Entries from a visual dataset:
⁂
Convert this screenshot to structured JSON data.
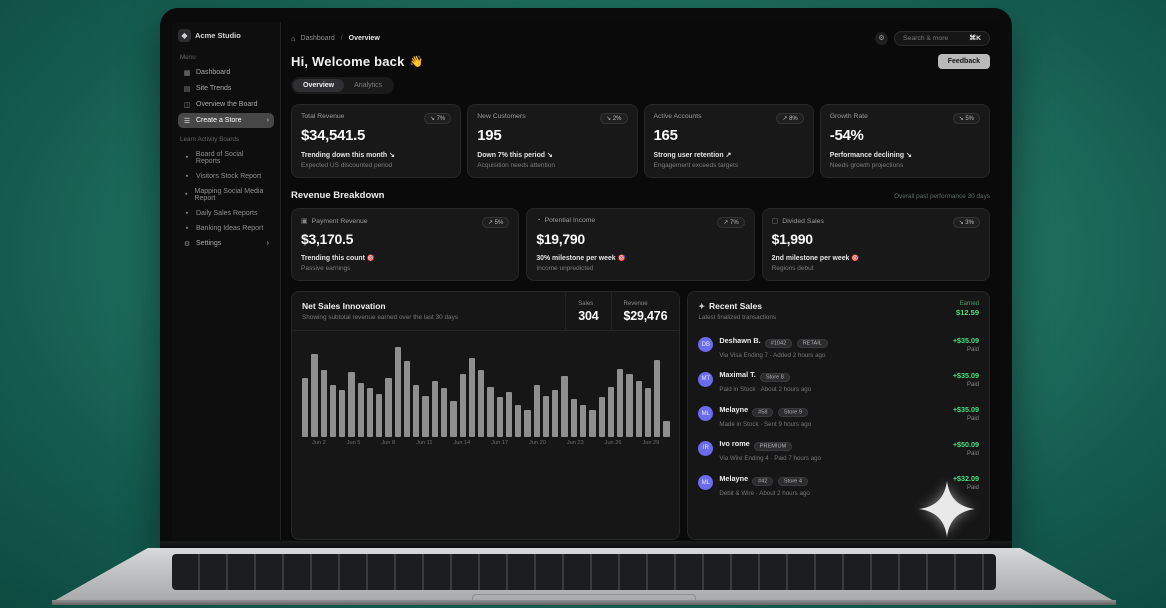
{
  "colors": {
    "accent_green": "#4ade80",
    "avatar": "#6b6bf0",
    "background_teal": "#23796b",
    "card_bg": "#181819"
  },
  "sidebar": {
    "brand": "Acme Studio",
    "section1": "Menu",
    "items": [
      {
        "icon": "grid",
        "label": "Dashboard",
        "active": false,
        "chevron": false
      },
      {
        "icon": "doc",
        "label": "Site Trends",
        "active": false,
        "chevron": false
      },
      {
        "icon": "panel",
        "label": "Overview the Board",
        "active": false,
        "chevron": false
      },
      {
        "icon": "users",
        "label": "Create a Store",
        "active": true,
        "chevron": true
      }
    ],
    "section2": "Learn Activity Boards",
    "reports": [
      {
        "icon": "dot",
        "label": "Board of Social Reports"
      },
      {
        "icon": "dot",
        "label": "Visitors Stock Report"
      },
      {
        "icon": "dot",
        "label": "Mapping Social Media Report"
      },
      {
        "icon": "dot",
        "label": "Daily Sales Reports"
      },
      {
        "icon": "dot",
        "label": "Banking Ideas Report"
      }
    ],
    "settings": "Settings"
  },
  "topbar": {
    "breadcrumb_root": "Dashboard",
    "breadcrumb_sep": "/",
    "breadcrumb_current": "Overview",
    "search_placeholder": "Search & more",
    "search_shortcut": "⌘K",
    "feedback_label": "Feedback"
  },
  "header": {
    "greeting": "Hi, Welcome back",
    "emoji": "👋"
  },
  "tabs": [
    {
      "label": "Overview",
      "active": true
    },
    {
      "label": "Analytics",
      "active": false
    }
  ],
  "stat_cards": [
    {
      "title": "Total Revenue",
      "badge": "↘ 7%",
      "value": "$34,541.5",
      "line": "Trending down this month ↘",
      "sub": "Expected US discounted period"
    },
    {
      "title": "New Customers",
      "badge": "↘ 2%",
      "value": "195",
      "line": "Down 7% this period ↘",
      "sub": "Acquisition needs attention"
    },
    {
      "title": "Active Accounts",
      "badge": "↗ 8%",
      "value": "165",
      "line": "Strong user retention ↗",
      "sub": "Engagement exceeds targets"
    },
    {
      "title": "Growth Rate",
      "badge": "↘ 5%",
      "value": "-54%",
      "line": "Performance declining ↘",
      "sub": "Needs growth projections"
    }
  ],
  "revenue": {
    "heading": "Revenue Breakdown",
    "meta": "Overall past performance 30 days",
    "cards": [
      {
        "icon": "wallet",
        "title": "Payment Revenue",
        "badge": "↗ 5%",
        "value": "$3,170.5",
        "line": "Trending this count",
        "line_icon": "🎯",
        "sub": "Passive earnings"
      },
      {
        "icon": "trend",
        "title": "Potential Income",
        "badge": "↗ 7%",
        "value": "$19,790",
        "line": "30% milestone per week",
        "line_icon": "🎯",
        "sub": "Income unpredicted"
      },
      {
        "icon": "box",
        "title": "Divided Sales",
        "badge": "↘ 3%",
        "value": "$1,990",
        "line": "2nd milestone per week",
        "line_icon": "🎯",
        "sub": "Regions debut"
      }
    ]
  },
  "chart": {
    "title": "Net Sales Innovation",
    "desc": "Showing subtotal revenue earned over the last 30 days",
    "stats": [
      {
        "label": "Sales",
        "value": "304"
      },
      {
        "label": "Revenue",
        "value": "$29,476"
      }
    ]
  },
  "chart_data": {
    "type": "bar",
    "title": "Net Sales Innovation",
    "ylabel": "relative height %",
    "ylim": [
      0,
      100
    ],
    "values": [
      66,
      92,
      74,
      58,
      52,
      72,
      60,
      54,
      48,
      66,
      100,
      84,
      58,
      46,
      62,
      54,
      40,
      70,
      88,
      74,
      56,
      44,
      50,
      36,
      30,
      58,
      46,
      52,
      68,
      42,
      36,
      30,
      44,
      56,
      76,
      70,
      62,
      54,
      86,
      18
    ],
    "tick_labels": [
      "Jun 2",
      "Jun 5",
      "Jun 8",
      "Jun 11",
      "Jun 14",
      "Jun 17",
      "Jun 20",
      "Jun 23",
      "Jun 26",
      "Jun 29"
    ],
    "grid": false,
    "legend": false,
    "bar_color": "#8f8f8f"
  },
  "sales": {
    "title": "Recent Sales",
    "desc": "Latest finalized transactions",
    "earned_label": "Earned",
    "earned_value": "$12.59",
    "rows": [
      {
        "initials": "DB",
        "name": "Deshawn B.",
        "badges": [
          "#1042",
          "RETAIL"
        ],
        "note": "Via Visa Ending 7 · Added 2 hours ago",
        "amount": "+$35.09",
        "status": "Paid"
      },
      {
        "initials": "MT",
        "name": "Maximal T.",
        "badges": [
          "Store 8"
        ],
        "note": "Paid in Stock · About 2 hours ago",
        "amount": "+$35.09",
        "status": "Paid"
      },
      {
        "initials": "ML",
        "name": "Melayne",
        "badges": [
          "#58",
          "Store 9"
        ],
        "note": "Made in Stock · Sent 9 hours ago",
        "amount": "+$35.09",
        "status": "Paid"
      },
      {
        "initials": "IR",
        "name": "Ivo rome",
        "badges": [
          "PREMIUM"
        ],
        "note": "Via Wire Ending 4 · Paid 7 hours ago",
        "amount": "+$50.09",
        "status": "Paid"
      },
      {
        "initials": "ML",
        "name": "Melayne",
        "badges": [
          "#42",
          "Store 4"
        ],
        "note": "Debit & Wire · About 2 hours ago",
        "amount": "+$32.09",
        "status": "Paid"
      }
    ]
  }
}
⁂
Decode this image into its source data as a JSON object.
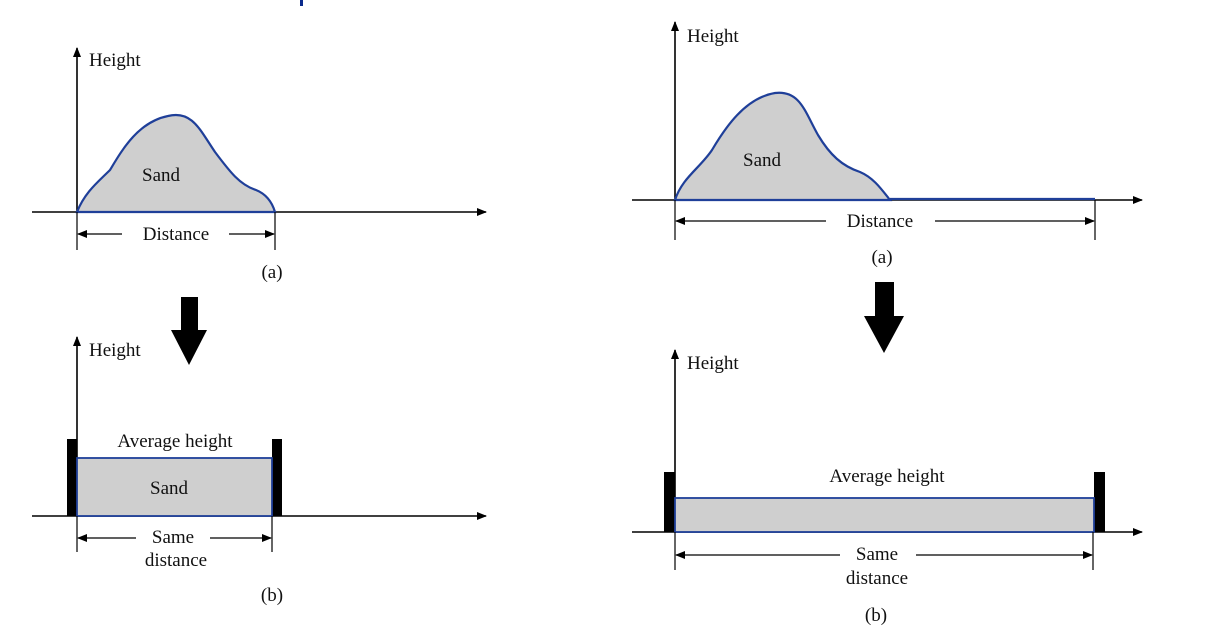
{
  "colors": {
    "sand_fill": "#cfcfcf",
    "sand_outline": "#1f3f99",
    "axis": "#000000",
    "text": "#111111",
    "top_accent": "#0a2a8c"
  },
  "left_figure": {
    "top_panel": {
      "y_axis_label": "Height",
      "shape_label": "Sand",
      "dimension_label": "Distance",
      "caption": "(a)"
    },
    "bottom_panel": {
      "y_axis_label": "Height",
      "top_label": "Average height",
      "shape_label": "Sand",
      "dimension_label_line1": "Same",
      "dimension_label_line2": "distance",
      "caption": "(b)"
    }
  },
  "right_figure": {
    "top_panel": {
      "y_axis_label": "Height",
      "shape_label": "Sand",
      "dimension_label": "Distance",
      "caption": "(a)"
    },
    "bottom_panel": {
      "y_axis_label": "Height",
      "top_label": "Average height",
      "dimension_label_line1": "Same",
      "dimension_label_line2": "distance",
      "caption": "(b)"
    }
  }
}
⁂
What to do: Search the material above for "Trending". Pull out each line where it shows up.

Correct output:
      "line": "Trending down this month ↘",
        "line": "Trending this count",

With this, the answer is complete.